» SELECTED EXTRACT:
◇ ◇ ◇ ◇ ◇

# Home multi-gyms



## chrisw87 (Feb 6, 2011)

Hey everyone!

I decided I wanted to start working out again and tone back up to my previous self. In the past I was in the police force so it was quite easy to maintain weight, we had a gym next to the meal room. Before leaving there I was roughly 130kg, 12% body fat (sounds impressive but I am quite big boned and 6'2 so I carry more weight than it appears).

Currently I am about 110kg and 18% fat :wall: so it once again is time to work out and get fit. I pulled out my old free weights, but there is a major problem, I have NO gyms close to me and I am a creature of lazyness that will not travel 15 mins to go to a gym. So I am considering a multi-gym for home.

When I used to work out, I really only used a few machines, chest press, leg curls, pull-down bar and similar, as well as a rowing machine for aerobic/back. High intensity strength basically with a bit of aerobic. There are some fantastic machines available in the $500 range (looking to spend max 800) but it has to be compact with the option to add up to at least 100kg of weight.

Any suggestions?

The only one I really like the look of isn't too expensive and I might actually have a look at it when I get the chance, but the other side of the story is as well... second hand gym equip.. I don't want to buy something that is rusty and will snap the cables, but if it can save a bit of dosh, all the better.

I would love a rowing machine too, but you get what you pay for and a "cheap" decent rower is easily 1K

Esprit expander 220 home gym - $599


> 60kg (132lb) Weight
> Expandable to 100kg (220lb) by Adding Weight Plates
> Pec-mate
> Easy Removable Weights
> ...












Weider 8980 home gym - $799


> Featuring up to 97kg of resistance, depending on the exercise and number of vinyl weights selected, this systems cable-and-pulley set up allows for up to 97kg or resistance
> High Pulley and Low Pulley offer a larger range of motion, making them versatile so you can perform more exercises and target harder to get areas
> 37kg of Vinyl Durastack Weights
> 4-Roll leg developer
> ...


----------



## dogs_basket (Aug 28, 2007)

Others might have a different view of home multigyms but my view is "For the love of all that is good in the world, please don't get one"! A fella like you will quickly outgrow the weight (I'm a fraction of your size and comfortably bench 115kg), they increase the chance of injury and they can't adapt as you change what you want to do (e.g squats). 

If space allows go for a power rack, and if not a half rack. A power rack wil probably stretch your budget (but I'd be surprised if you couldn't pick one up second hand). Most of the domestic ones have a lat attachement that you could add later, or you could save money and get some resistance bands and tie them accross the safety bars to use as assistance if you can't chin\pull up. Or just do negatives till you can.

◇ ◇ ◇ ◇ ◇

» RAW RECORDS:

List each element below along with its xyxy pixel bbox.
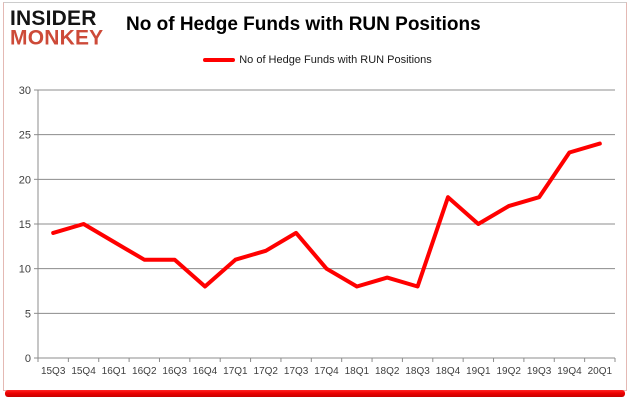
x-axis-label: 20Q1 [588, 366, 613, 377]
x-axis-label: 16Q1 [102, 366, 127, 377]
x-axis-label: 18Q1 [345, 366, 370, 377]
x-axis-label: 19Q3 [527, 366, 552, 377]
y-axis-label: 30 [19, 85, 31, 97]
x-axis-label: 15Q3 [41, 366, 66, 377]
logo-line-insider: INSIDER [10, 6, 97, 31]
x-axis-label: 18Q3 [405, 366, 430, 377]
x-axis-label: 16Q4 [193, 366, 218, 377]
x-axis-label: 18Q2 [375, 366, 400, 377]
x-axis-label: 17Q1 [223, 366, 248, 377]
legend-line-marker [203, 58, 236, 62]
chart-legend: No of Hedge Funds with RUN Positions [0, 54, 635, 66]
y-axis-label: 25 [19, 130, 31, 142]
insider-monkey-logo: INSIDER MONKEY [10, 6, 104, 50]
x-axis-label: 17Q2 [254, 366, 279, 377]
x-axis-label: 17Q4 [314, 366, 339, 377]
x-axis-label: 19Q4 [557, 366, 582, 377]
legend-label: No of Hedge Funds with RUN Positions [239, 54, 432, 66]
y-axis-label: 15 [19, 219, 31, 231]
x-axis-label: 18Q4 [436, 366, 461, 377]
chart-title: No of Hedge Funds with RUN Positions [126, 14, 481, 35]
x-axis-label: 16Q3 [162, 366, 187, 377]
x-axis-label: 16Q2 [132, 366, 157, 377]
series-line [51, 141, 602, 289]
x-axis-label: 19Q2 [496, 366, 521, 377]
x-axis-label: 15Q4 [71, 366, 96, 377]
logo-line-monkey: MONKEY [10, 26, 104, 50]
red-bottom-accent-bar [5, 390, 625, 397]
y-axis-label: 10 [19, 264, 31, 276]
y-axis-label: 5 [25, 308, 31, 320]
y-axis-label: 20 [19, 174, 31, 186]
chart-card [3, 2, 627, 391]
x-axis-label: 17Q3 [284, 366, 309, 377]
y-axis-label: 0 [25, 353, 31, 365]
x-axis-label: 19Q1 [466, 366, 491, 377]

◇ ◇ ◇ ◇ ◇

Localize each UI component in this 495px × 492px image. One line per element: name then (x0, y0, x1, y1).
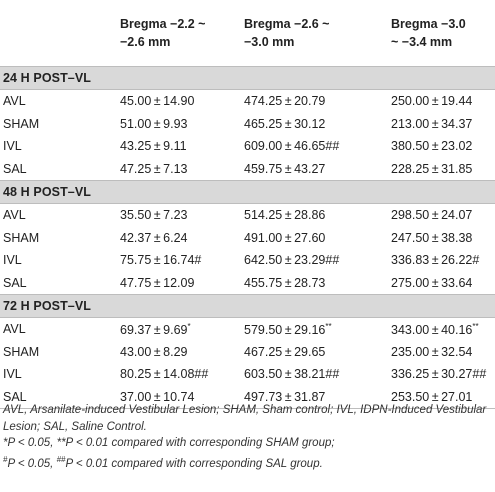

◇ ◇ ◇ ◇ ◇

» GIVEN PROBLEM:
Print verbatim the section of the home multi-gyms thread starting at "I decided I" and ending at "than it appears).".

» FINAL RESULT:
I decided I wanted to start working out again and tone back up to my previous self. In the past I was in the police force so it was quite easy to maintain weight, we had a gym next to the meal room. Before leaving there I was roughly 130kg, 12% body fat (sounds impressive but I am quite big boned and 6'2 so I carry more weight than it appears).